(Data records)
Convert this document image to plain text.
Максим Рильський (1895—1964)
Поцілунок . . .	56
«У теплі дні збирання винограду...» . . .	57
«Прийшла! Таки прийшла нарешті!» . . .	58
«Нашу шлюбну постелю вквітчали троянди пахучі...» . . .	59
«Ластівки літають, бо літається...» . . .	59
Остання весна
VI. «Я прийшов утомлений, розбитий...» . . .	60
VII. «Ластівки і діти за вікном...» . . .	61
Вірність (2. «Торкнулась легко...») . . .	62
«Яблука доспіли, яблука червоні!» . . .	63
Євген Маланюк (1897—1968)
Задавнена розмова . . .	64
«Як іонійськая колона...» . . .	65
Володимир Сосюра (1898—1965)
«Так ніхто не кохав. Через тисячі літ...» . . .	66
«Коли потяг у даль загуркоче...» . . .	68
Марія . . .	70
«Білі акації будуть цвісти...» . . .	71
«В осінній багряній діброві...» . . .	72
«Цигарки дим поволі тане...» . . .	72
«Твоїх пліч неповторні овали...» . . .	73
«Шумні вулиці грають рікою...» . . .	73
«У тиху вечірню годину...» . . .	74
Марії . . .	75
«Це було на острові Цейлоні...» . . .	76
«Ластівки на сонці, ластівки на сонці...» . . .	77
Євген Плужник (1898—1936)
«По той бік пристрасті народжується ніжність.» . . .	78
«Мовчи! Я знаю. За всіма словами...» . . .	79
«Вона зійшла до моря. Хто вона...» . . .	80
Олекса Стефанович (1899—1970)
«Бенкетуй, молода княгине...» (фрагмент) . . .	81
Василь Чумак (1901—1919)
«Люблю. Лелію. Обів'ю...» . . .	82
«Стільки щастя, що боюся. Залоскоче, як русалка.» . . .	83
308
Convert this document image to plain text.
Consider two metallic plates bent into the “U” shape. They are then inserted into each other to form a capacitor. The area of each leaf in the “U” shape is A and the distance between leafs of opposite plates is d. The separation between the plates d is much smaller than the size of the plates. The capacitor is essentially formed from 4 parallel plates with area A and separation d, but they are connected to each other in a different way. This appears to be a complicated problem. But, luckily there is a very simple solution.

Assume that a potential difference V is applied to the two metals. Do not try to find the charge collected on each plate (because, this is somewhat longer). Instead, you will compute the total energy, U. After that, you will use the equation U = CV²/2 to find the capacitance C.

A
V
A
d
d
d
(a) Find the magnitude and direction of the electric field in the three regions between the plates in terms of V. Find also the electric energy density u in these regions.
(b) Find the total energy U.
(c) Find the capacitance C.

▶ **Written task**: Reproduce the complete data exactly as presented above.

▶ **Written solution**:
Convert this document image to plain text.
Максим Рильський (1895—1964)
Поцілунок . . .	56
«У теплі дні збирання винограду...» . . .	57
«Прийшла! Таки прийшла нарешті!» . . .	58
«Нашу шлюбну постелю вквітчали троянди пахучі...» . . .	59
«Ластівки літають, бо літається...» . . .	59
Остання весна
VI. «Я прийшов утомлений, розбитий...» . . .	60
VII. «Ластівки і діти за вікном...» . . .	61
Вірність (2. «Торкнулась легко...») . . .	62
«Яблука доспіли, яблука червоні!» . . .	63
Євген Маланюк (1897—1968)
Задавнена розмова . . .	64
«Як іонійськая колона...» . . .	65
Володимир Сосюра (1898—1965)
«Так ніхто не кохав. Через тисячі літ...» . . .	66
«Коли потяг у даль загуркоче...» . . .	68
Марія . . .	70
«Білі акації будуть цвісти...» . . .	71
«В осінній багряній діброві...» . . .	72
«Цигарки дим поволі тане...» . . .	72
«Твоїх пліч неповторні овали...» . . .	73
«Шумні вулиці грають рікою...» . . .	73
«У тиху вечірню годину...» . . .	74
Марії . . .	75
«Це було на острові Цейлоні...» . . .	76
«Ластівки на сонці, ластівки на сонці...» . . .	77
Євген Плужник (1898—1936)
«По той бік пристрасті народжується ніжність.» . . .	78
«Мовчи! Я знаю. За всіма словами...» . . .	79
«Вона зійшла до моря. Хто вона...» . . .	80
Олекса Стефанович (1899—1970)
«Бенкетуй, молода княгине...» (фрагмент) . . .	81
Василь Чумак (1901—1919)
«Люблю. Лелію. Обів'ю...» . . .	82
«Стільки щастя, що боюся. Залоскоче, як русалка.» . . .	83
308
Convert this document image to plain text.
Consider two metallic plates bent into the “U” shape. They are then inserted into each other to form a capacitor. The area of each leaf in the “U” shape is A and the distance between leafs of opposite plates is d. The separation between the plates d is much smaller than the size of the plates. The capacitor is essentially formed from 4 parallel plates with area A and separation d, but they are connected to each other in a different way. This appears to be a complicated problem. But, luckily there is a very simple solution.

Assume that a potential difference V is applied to the two metals. Do not try to find the charge collected on each plate (because, this is somewhat longer). Instead, you will compute the total energy, U. After that, you will use the equation U = CV²/2 to find the capacitance C.

A
V
A
d
d
d
(a) Find the magnitude and direction of the electric field in the three regions between the plates in terms of V. Find also the electric energy density u in these regions.
(b) Find the total energy U.
(c) Find the capacitance C.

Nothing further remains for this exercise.